-------- Exercise data
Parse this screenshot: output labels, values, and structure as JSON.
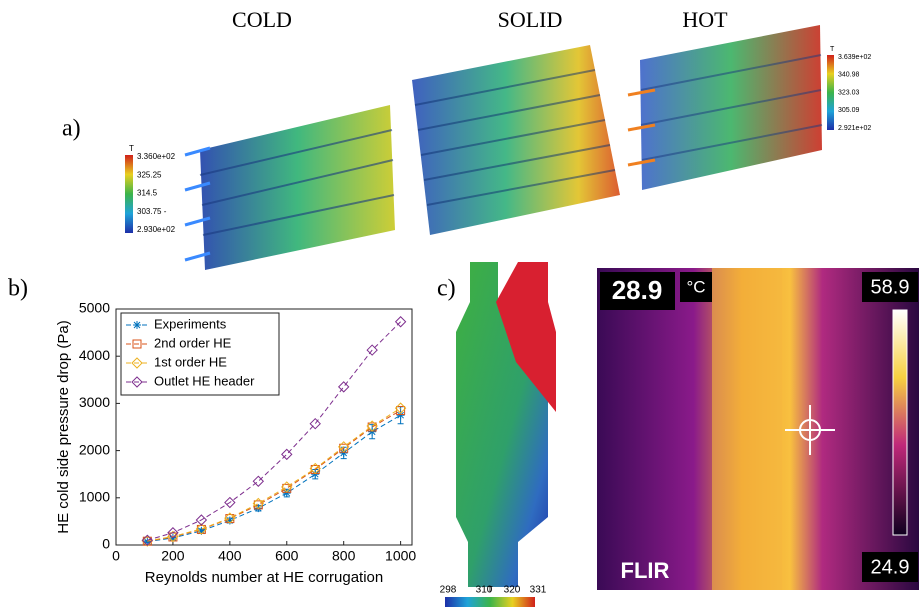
{
  "panel_a": {
    "label": "a)",
    "titles": [
      "COLD",
      "SOLID",
      "HOT"
    ],
    "cold_colorbar": {
      "title": "T",
      "labels": [
        "3.360e+02",
        "325.25",
        "314.5",
        "303.75 -",
        "2.930e+02"
      ]
    },
    "hot_colorbar": {
      "title": "T",
      "labels": [
        "3.639e+02",
        "340.98",
        "323.03",
        "305.09",
        "2.921e+02"
      ]
    }
  },
  "panel_b": {
    "label": "b)"
  },
  "panel_c": {
    "label": "c)",
    "colorbar": {
      "title": "T",
      "labels": [
        "298",
        "310",
        "320",
        "331"
      ]
    },
    "thermal": {
      "temperature": "28.9",
      "unit": "°C",
      "max": "58.9",
      "min": "24.9",
      "brand": "FLIR"
    }
  },
  "chart_data": {
    "type": "line",
    "xlabel": "Reynolds number at HE corrugation",
    "ylabel": "HE cold side pressure drop (Pa)",
    "x": [
      110,
      200,
      300,
      400,
      500,
      600,
      700,
      800,
      900,
      1000
    ],
    "xlim": [
      0,
      1040
    ],
    "xticks": [
      0,
      200,
      400,
      600,
      800,
      1000
    ],
    "ylim": [
      0,
      5000
    ],
    "yticks": [
      0,
      1000,
      2000,
      3000,
      4000,
      5000
    ],
    "legend": "upper left",
    "series": [
      {
        "name": "Experiments",
        "color": "#0072bd",
        "marker": "star",
        "values": [
          70,
          150,
          300,
          520,
          780,
          1100,
          1500,
          1950,
          2400,
          2750
        ],
        "errors": [
          20,
          30,
          40,
          50,
          60,
          80,
          100,
          120,
          150,
          180
        ]
      },
      {
        "name": "2nd order HE",
        "color": "#d95319",
        "marker": "square",
        "values": [
          80,
          170,
          330,
          560,
          850,
          1200,
          1600,
          2050,
          2500,
          2850
        ]
      },
      {
        "name": "1st order HE",
        "color": "#edb120",
        "marker": "diamond",
        "values": [
          85,
          180,
          340,
          570,
          880,
          1230,
          1620,
          2080,
          2520,
          2900
        ]
      },
      {
        "name": "Outlet HE header",
        "color": "#7e2f8e",
        "marker": "diamond",
        "values": [
          100,
          260,
          530,
          900,
          1350,
          1920,
          2570,
          3350,
          4130,
          4730
        ]
      }
    ]
  }
}
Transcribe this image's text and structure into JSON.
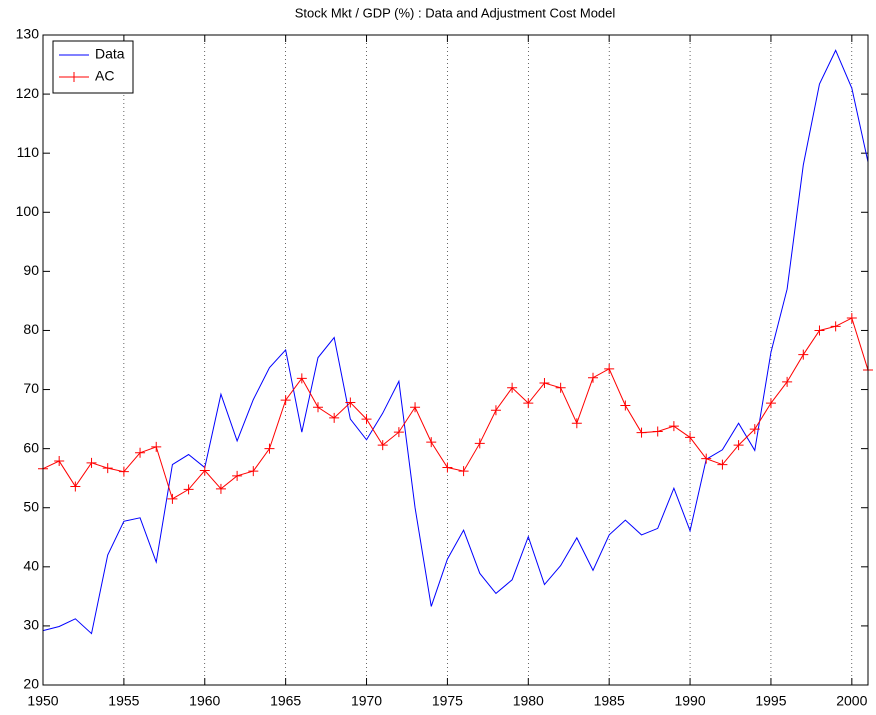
{
  "chart_data": {
    "type": "line",
    "title": "Stock Mkt / GDP (%) : Data and Adjustment Cost Model",
    "x": [
      1950,
      1951,
      1952,
      1953,
      1954,
      1955,
      1956,
      1957,
      1958,
      1959,
      1960,
      1961,
      1962,
      1963,
      1964,
      1965,
      1966,
      1967,
      1968,
      1969,
      1970,
      1971,
      1972,
      1973,
      1974,
      1975,
      1976,
      1977,
      1978,
      1979,
      1980,
      1981,
      1982,
      1983,
      1984,
      1985,
      1986,
      1987,
      1988,
      1989,
      1990,
      1991,
      1992,
      1993,
      1994,
      1995,
      1996,
      1997,
      1998,
      1999,
      2000,
      2001
    ],
    "series": [
      {
        "name": "Data",
        "color": "#0000ff",
        "marker": "none",
        "values": [
          29.2,
          29.9,
          31.2,
          28.7,
          42,
          47.7,
          48.3,
          40.8,
          57.3,
          59,
          56.8,
          69.2,
          61.3,
          68.3,
          73.7,
          76.7,
          62.8,
          75.4,
          78.8,
          65,
          61.5,
          66,
          71.4,
          50,
          33.3,
          41.3,
          46.2,
          38.9,
          35.5,
          37.8,
          45.1,
          37,
          40.2,
          44.9,
          39.4,
          45.4,
          47.9,
          45.4,
          46.5,
          53.3,
          46.1,
          58.2,
          59.8,
          64.3,
          59.7,
          76.3,
          87,
          108,
          121.7,
          127.4,
          121,
          108.5
        ]
      },
      {
        "name": "AC",
        "color": "#ff0000",
        "marker": "+",
        "values": [
          56.6,
          57.9,
          53.6,
          57.6,
          56.7,
          56.1,
          59.3,
          60.3,
          51.5,
          53.1,
          56.3,
          53.2,
          55.4,
          56.2,
          60,
          68.2,
          71.9,
          67,
          65.2,
          67.8,
          65,
          60.6,
          62.8,
          67,
          61.1,
          56.8,
          56.2,
          60.9,
          66.5,
          70.3,
          67.7,
          71.1,
          70.3,
          64.3,
          72,
          73.5,
          67.3,
          62.7,
          62.9,
          63.8,
          61.9,
          58.3,
          57.3,
          60.6,
          63.3,
          67.7,
          71.3,
          75.9,
          80,
          80.7,
          82.1,
          73.3
        ]
      }
    ],
    "xlim": [
      1950,
      2001
    ],
    "xticks": [
      1950,
      1955,
      1960,
      1965,
      1970,
      1975,
      1980,
      1985,
      1990,
      1995,
      2000
    ],
    "ylim": [
      20,
      130
    ],
    "yticks": [
      20,
      30,
      40,
      50,
      60,
      70,
      80,
      90,
      100,
      110,
      120,
      130
    ],
    "xgrid": true,
    "legend": "upper left"
  }
}
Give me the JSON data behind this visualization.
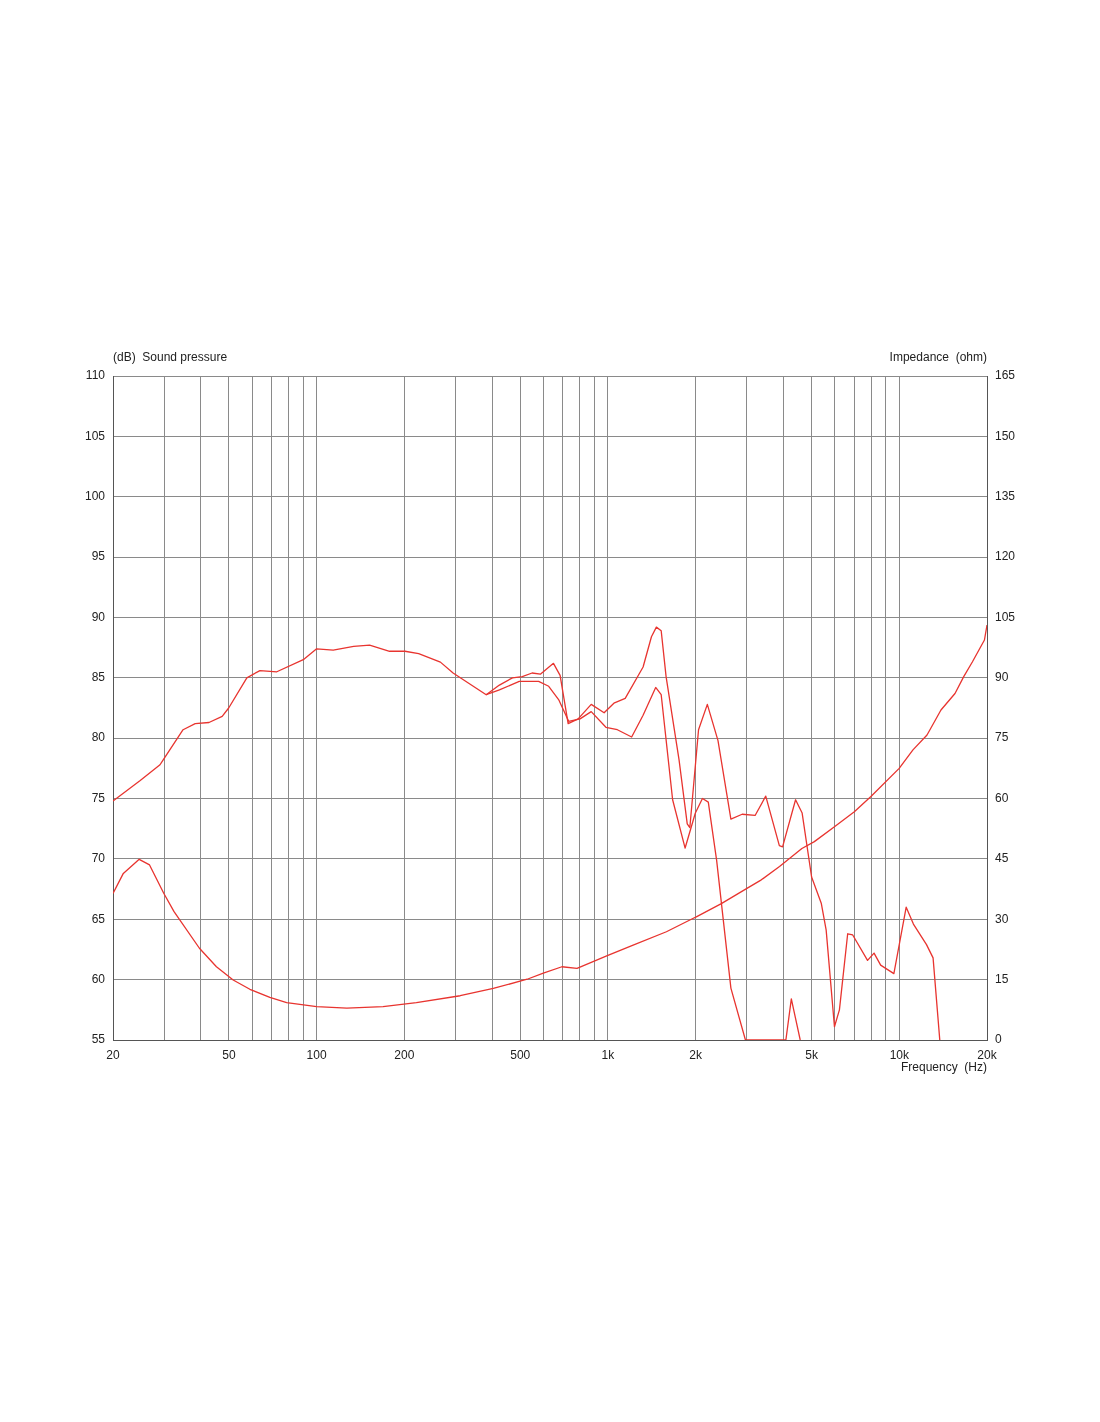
{
  "chart_data": {
    "type": "line",
    "xlabel": "Frequency  (Hz)",
    "ylabel": "(dB)  Sound pressure",
    "y2label": "Impedance  (ohm)",
    "log": "x",
    "grid": true,
    "legend": false,
    "marker": "none",
    "line_style": "solid",
    "xlim": [
      20,
      20000
    ],
    "xticks": [
      20,
      {
        "value": 30,
        "label": null
      },
      {
        "value": 40,
        "label": null
      },
      50,
      {
        "value": 60,
        "label": null
      },
      {
        "value": 70,
        "label": null
      },
      {
        "value": 80,
        "label": null
      },
      {
        "value": 90,
        "label": null
      },
      100,
      200,
      {
        "value": 300,
        "label": null
      },
      {
        "value": 400,
        "label": null
      },
      500,
      {
        "value": 600,
        "label": null
      },
      {
        "value": 700,
        "label": null
      },
      {
        "value": 800,
        "label": null
      },
      {
        "value": 900,
        "label": null
      },
      {
        "value": 1000,
        "label": "1k"
      },
      {
        "value": 2000,
        "label": "2k"
      },
      {
        "value": 3000,
        "label": null
      },
      {
        "value": 4000,
        "label": null
      },
      {
        "value": 5000,
        "label": "5k"
      },
      {
        "value": 6000,
        "label": null
      },
      {
        "value": 7000,
        "label": null
      },
      {
        "value": 8000,
        "label": null
      },
      {
        "value": 9000,
        "label": null
      },
      {
        "value": 10000,
        "label": "10k"
      },
      {
        "value": 20000,
        "label": "20k"
      }
    ],
    "ylim": [
      55,
      110
    ],
    "yticks": [
      55,
      60,
      65,
      70,
      75,
      80,
      85,
      90,
      95,
      100,
      105,
      110
    ],
    "y2lim": [
      0,
      165
    ],
    "y2ticks": [
      0,
      15,
      30,
      45,
      60,
      75,
      90,
      105,
      120,
      135,
      150,
      165
    ],
    "series": [
      {
        "color": "#e8342f",
        "x": [
          20,
          24.8,
          29,
          34.8,
          38.3,
          42.7,
          47.4,
          49.9,
          57.6,
          63.9,
          73,
          90,
          100,
          114,
          134,
          152,
          178,
          201,
          224,
          266,
          294,
          382,
          424,
          470,
          508,
          549,
          586,
          650,
          685,
          730,
          790,
          876,
          970,
          1048,
          1146,
          1320,
          1410,
          1466,
          1523,
          1583,
          1754,
          1871,
          1910,
          2046,
          2193,
          2386,
          2642,
          2888,
          3199,
          3480,
          3875,
          3975,
          4405,
          4640,
          5000,
          5400,
          5610,
          5990,
          6230,
          6650,
          6920,
          7780,
          8190,
          8630,
          9580,
          10560,
          11180,
          12400,
          13060,
          13770
        ],
        "values": [
          74.8,
          76.5,
          77.8,
          80.7,
          81.2,
          81.3,
          81.8,
          82.5,
          85,
          85.6,
          85.5,
          86.5,
          87.4,
          87.3,
          87.6,
          87.7,
          87.2,
          87.2,
          87,
          86.3,
          85.4,
          83.6,
          84.4,
          85,
          85.1,
          85.4,
          85.3,
          86.2,
          85.2,
          81.2,
          81.6,
          82.8,
          82.1,
          82.9,
          83.3,
          85.9,
          88.4,
          89.2,
          88.9,
          85.1,
          78.2,
          72.9,
          72.6,
          80.7,
          82.8,
          79.8,
          73.3,
          73.7,
          73.6,
          75.2,
          71.1,
          71,
          74.9,
          73.8,
          68.5,
          66.3,
          64.1,
          56.1,
          57.5,
          63.8,
          63.7,
          61.6,
          62.2,
          61.2,
          60.5,
          66,
          64.6,
          62.9,
          61.8,
          55
        ]
      },
      {
        "color": "#e8342f",
        "x": [
          382,
          424,
          496,
          578,
          626,
          677,
          733,
          802,
          876,
          984,
          1077,
          1206,
          1320,
          1458,
          1523,
          1667,
          1840,
          1995,
          2110,
          2210,
          2360,
          2642,
          2964,
          4080,
          4260,
          4570
        ],
        "values": [
          83.6,
          84,
          84.7,
          84.7,
          84.3,
          83.2,
          81.4,
          81.6,
          82.2,
          80.9,
          80.7,
          80.1,
          81.9,
          84.2,
          83.6,
          74.9,
          70.9,
          73.8,
          75,
          74.7,
          69.9,
          59.3,
          55,
          55,
          58.4,
          55
        ]
      },
      {
        "color": "#e8342f",
        "axis": "y2",
        "x": [
          20,
          21.7,
          24.6,
          26.7,
          29.9,
          32.4,
          39.6,
          45.3,
          51.7,
          59,
          69.1,
          78.9,
          100,
          127,
          169,
          220,
          311,
          404,
          528,
          600,
          695,
          783,
          990,
          1220,
          1587,
          1956,
          2010,
          2450,
          2940,
          3360,
          3880,
          4630,
          5110,
          5990,
          7010,
          7990,
          9990,
          11140,
          12450,
          13900,
          15530,
          16640,
          17830,
          19600,
          20000
        ],
        "values": [
          36.4,
          41.4,
          44.9,
          43.5,
          36.4,
          31.9,
          22.8,
          18.2,
          14.9,
          12.6,
          10.6,
          9.3,
          8.3,
          7.9,
          8.3,
          9.3,
          11,
          12.8,
          15.1,
          16.6,
          18.2,
          17.8,
          20.9,
          23.6,
          26.9,
          30.2,
          30.6,
          33.9,
          37.3,
          39.8,
          43.1,
          47.6,
          49.3,
          53,
          56.7,
          60.5,
          67.5,
          72.1,
          75.8,
          82,
          86.1,
          90.3,
          94,
          99.4,
          103.1
        ]
      }
    ]
  }
}
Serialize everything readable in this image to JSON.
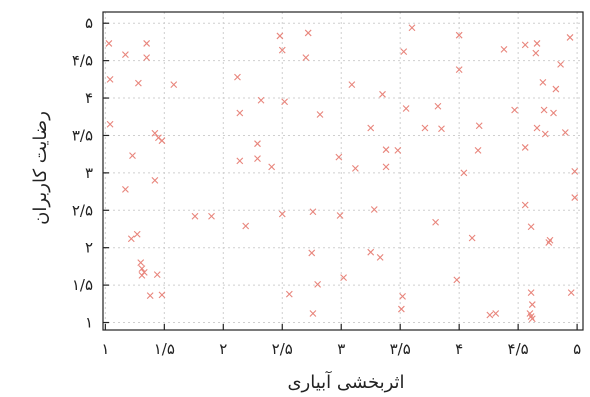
----------------
Task to carry out:
Wherever "pressure" shows up in a line, copy that line.

Exercise answer:
    "ylabel": "HE cold side pressure drop (Pa)",
    "ylabel": "(dB)  Sound pressure",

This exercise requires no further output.